Subject: [PATCH 1/2] mlx4: allow device removal by fixing dma unmap size

After opening the network interface, Mellanox ConnectX device cannot be
removed by hotplug because it has not properly unmapped all DMA memory.

It happens that mlx4_en_activate_rx_rings overrides the variable that
keeps the size of the memory mapped.

This is fixed by passing to mlx4_en_destroy_rx_ring the same size that is
given to mlx4_en_create_rx_ring.

After applying this patch, hot unplugging the device works after opening
the interface.

·····

§ **EXERCISE DESCRIPTION**
Update the part of the patch description that opens with the words containing "After opening the" and closes with "given to mlx4_en_create_rx_ring.", replacing "hotplug" with "hot removal".

·····

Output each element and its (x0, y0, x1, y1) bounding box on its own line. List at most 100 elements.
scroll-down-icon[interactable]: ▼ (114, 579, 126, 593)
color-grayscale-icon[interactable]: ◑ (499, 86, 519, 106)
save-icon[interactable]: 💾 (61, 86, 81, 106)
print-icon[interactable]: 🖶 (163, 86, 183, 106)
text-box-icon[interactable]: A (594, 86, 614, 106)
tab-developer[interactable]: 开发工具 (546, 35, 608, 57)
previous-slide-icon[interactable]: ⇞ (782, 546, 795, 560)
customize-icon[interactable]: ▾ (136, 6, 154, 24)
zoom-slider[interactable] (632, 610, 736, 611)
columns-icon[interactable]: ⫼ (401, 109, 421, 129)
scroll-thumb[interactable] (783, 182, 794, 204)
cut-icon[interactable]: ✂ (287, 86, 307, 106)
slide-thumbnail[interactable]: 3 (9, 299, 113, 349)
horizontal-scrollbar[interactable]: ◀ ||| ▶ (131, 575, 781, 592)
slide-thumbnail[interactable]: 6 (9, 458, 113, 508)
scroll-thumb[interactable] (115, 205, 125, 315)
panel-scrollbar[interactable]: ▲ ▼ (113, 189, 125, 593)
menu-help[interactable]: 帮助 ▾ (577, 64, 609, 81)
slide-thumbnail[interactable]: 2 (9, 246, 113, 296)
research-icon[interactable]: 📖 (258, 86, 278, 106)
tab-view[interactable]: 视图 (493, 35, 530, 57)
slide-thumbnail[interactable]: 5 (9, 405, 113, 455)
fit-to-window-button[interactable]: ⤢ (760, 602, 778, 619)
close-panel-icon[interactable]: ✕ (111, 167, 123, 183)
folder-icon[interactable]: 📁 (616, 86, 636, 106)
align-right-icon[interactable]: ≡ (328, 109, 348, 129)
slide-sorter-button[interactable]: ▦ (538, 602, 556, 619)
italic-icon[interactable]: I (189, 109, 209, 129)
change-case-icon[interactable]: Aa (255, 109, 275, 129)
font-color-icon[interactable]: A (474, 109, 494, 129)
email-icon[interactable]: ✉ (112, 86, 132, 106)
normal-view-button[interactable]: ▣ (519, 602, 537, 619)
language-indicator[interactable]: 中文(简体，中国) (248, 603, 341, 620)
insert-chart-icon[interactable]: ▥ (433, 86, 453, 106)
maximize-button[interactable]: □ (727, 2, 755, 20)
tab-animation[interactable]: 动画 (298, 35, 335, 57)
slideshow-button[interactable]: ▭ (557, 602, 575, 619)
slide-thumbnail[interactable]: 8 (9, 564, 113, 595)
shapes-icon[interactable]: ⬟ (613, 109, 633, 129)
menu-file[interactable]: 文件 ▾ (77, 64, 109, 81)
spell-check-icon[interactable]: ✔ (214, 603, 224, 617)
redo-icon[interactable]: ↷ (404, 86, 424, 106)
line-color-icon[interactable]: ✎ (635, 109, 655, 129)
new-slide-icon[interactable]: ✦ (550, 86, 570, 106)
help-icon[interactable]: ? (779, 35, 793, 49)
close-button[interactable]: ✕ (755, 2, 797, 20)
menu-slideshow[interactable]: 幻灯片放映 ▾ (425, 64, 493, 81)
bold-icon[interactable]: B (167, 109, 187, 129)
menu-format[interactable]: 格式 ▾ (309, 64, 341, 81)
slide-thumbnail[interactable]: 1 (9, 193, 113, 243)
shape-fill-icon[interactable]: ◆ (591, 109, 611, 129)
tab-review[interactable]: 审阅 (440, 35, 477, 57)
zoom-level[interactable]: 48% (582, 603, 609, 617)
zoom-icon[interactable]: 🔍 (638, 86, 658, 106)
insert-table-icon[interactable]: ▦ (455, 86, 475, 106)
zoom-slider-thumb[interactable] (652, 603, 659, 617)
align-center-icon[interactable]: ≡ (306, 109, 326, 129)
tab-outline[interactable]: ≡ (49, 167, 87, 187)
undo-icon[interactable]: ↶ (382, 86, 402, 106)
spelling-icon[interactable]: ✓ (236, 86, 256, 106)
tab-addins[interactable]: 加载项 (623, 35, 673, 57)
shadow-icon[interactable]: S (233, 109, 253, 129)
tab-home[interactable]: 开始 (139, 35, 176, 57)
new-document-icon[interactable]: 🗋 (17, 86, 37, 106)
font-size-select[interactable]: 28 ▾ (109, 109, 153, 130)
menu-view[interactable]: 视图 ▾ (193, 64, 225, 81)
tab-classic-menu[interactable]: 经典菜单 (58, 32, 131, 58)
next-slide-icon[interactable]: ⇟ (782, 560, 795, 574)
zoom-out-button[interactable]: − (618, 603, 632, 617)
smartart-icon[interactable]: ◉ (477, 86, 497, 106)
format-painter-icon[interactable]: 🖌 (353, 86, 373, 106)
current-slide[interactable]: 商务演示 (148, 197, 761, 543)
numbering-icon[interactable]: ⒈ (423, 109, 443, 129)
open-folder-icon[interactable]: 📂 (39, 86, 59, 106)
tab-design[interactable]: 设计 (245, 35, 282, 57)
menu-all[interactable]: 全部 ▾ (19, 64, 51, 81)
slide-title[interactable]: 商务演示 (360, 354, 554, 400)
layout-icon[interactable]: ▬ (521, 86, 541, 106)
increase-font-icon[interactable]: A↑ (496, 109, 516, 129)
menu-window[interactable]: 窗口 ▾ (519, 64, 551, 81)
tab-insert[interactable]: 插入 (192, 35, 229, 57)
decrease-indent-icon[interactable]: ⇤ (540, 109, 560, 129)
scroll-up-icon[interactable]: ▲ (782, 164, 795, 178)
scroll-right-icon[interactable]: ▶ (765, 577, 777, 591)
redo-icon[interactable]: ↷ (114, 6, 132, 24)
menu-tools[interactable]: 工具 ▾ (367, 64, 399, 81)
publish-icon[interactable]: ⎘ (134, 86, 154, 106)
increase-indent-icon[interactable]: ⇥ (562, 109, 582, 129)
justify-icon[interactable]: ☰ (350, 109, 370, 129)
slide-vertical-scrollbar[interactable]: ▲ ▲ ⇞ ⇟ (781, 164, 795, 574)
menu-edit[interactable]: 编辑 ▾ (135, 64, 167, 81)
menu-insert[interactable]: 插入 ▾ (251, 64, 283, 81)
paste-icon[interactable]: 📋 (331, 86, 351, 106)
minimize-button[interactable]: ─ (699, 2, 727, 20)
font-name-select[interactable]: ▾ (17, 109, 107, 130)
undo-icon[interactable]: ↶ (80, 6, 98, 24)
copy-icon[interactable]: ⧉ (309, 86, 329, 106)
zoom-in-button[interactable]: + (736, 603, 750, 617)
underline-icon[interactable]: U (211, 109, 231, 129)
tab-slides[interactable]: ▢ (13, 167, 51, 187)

·····

§ **CORRECT RESULT**
After opening the network interface, Mellanox ConnectX device cannot be
removed by hot removal because it has not properly unmapped all DMA memory.

It happens that mlx4_en_activate_rx_rings overrides the variable that
keeps the size of the memory mapped.

This is fixed by passing to mlx4_en_destroy_rx_ring the same size that is
given to mlx4_en_create_rx_ring.